[SET TASK]:
Tally the lines in the following entries that include the word "Share"; state only the total.

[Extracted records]
============================================================

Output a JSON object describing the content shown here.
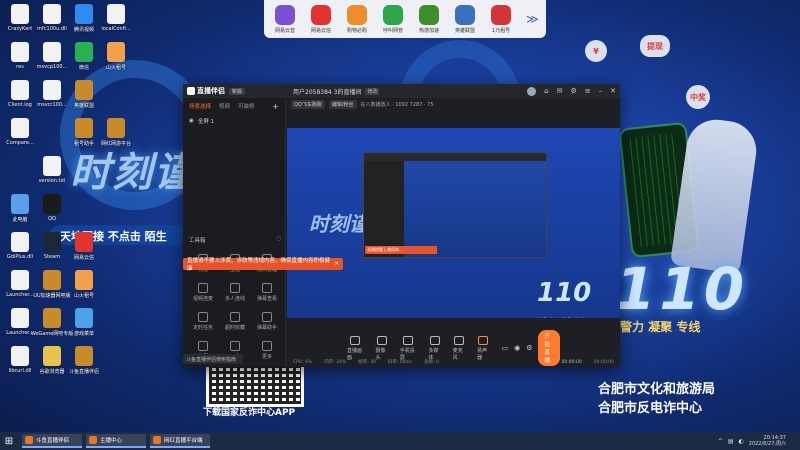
{
  "colors": {
    "accent": "#ff7a2e",
    "wallpaper": "#1a3f9e",
    "tip_red": "#e8542a"
  },
  "top_dock": [
    {
      "label": "网易云音",
      "icon": "music-icon",
      "color": "#7b4fd4"
    },
    {
      "label": "网易云信",
      "icon": "message-icon",
      "color": "#e2342f"
    },
    {
      "label": "购物必购",
      "icon": "shopping-icon",
      "color": "#f08c2a"
    },
    {
      "label": "呼叫网管",
      "icon": "phone-icon",
      "color": "#2da64a"
    },
    {
      "label": "热游加速",
      "icon": "rocket-icon",
      "color": "#3e8e2b"
    },
    {
      "label": "英雄联盟",
      "icon": "game-icon",
      "color": "#3b6fbf"
    },
    {
      "label": "1元租号",
      "icon": "magnet-icon",
      "color": "#d23535"
    }
  ],
  "desktop_icons": [
    {
      "label": "CrazyKart",
      "icon": "document-icon"
    },
    {
      "label": "mfc100u.dll",
      "icon": "document-icon"
    },
    {
      "label": "腾讯视频",
      "icon": "video-icon"
    },
    {
      "label": "localConfi...",
      "icon": "document-icon"
    },
    {
      "label": "res",
      "icon": "document-icon"
    },
    {
      "label": "msvcp100...",
      "icon": "document-icon"
    },
    {
      "label": "微信",
      "icon": "wechat-icon"
    },
    {
      "label": "山火租号",
      "icon": "mountain-icon"
    },
    {
      "label": "Client.log",
      "icon": "document-icon"
    },
    {
      "label": "msvcr100...",
      "icon": "document-icon"
    },
    {
      "label": "英雄联盟",
      "icon": "game-icon"
    },
    {
      "label": "Compare...",
      "icon": "document-icon"
    },
    {
      "label": "租号助手",
      "icon": "game-icon"
    },
    {
      "label": "网红网游平台",
      "icon": "game-icon"
    },
    {
      "label": "version.txt",
      "icon": "document-icon"
    },
    {
      "label": "此电脑",
      "icon": "computer-icon"
    },
    {
      "label": "QQ",
      "icon": "qq-icon"
    },
    {
      "label": "GdiPlus.dll",
      "icon": "document-icon"
    },
    {
      "label": "Steam",
      "icon": "steam-icon"
    },
    {
      "label": "网易云信",
      "icon": "message-icon"
    },
    {
      "label": "Launcher...",
      "icon": "document-icon"
    },
    {
      "label": "UU加速器网吧版",
      "icon": "game-icon"
    },
    {
      "label": "山火租号",
      "icon": "mountain-icon"
    },
    {
      "label": "Launcher...",
      "icon": "document-icon"
    },
    {
      "label": "WeGame网吧专版",
      "icon": "game-icon"
    },
    {
      "label": "游戏菜单",
      "icon": "cloud-icon"
    },
    {
      "label": "libcurl.dll",
      "icon": "document-icon"
    },
    {
      "label": "谷歌浏览器",
      "icon": "chrome-icon"
    },
    {
      "label": "斗鱼直播伴侣",
      "icon": "game-icon"
    }
  ],
  "wallpaper": {
    "slogan": "时刻谨",
    "band": "天地不接 不点击  陌生",
    "big_number": "110",
    "slogan2": "警力 凝聚 专线",
    "qr_label": "下载国家反诈中心APP",
    "org_line1": "合肥市文化和旅游局",
    "org_line2": "合肥市反电诈中心",
    "bubble1": "提现",
    "bubble2": "¥",
    "bubble3": "中奖"
  },
  "app": {
    "logo_text": "直播伴侣",
    "version_badge": "新版",
    "room_title": "用户2058384 3的直播间",
    "room_badge": "修改",
    "left_tabs": [
      "场景选择",
      "视频",
      "可装修"
    ],
    "active_tab": "场景选择",
    "scene_name": "全屏 1",
    "tools_title": "工具箱",
    "tools": [
      "礼物",
      "主题",
      "房间管理",
      "视频连麦",
      "多人连线",
      "弹幕查看",
      "定时任务",
      "超时收藏",
      "弹幕助手",
      "礼物展示",
      "公告",
      "更多"
    ],
    "tip_text": "直播请不要上涉黄、涉政等违规内容，确保直播内容积极健康",
    "subbar_chips": [
      "QQ飞车跑跑",
      "编辑/粉丝"
    ],
    "subbar_text": "在人数播放人 · 1092 7287 · 75",
    "preview_tip": "直播提醒上播须知...",
    "controls": [
      "直播画面",
      "摄像头",
      "手机投屏",
      "多媒体",
      "麦克风",
      "扬声器"
    ],
    "start_button": "开始直播",
    "status_items": [
      "CPU: 6%",
      "内存: 24%",
      "帧率: 30",
      "码率: 0kb/s",
      "丢帧: 0"
    ],
    "rec_time": "00:00:00",
    "live_time": "00:00:00",
    "mini_window": "斗鱼直播伴侣使用指南"
  },
  "taskbar": {
    "tasks": [
      "斗鱼直播伴侣",
      "主播中心",
      "网红直播平台端"
    ],
    "time": "20:14:37",
    "date": "2022/8/27,周六"
  }
}
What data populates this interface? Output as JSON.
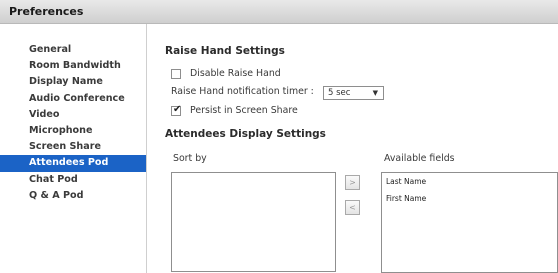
{
  "window": {
    "title": "Preferences"
  },
  "sidebar": {
    "items": [
      {
        "label": "General"
      },
      {
        "label": "Room Bandwidth"
      },
      {
        "label": "Display Name"
      },
      {
        "label": "Audio Conference"
      },
      {
        "label": "Video"
      },
      {
        "label": "Microphone"
      },
      {
        "label": "Screen Share"
      },
      {
        "label": "Attendees Pod",
        "selected": true
      },
      {
        "label": "Chat Pod"
      },
      {
        "label": "Q & A Pod"
      }
    ]
  },
  "raise_hand": {
    "title": "Raise Hand Settings",
    "disable_label": "Disable Raise Hand",
    "disable_checked": false,
    "timer_label": "Raise Hand notification timer :",
    "timer_value": "5 sec",
    "persist_label": "Persist in Screen Share",
    "persist_checked": true
  },
  "attendees_display": {
    "title": "Attendees Display Settings",
    "sort_by_label": "Sort by",
    "available_fields_label": "Available fields",
    "sort_by_items": [],
    "available_fields": [
      "Last Name",
      "First Name"
    ],
    "add_button": ">",
    "remove_button": "<"
  },
  "colors": {
    "selected_bg": "#1b63c6",
    "selected_text": "#ffffff"
  }
}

============================================================

[RESULT]:
2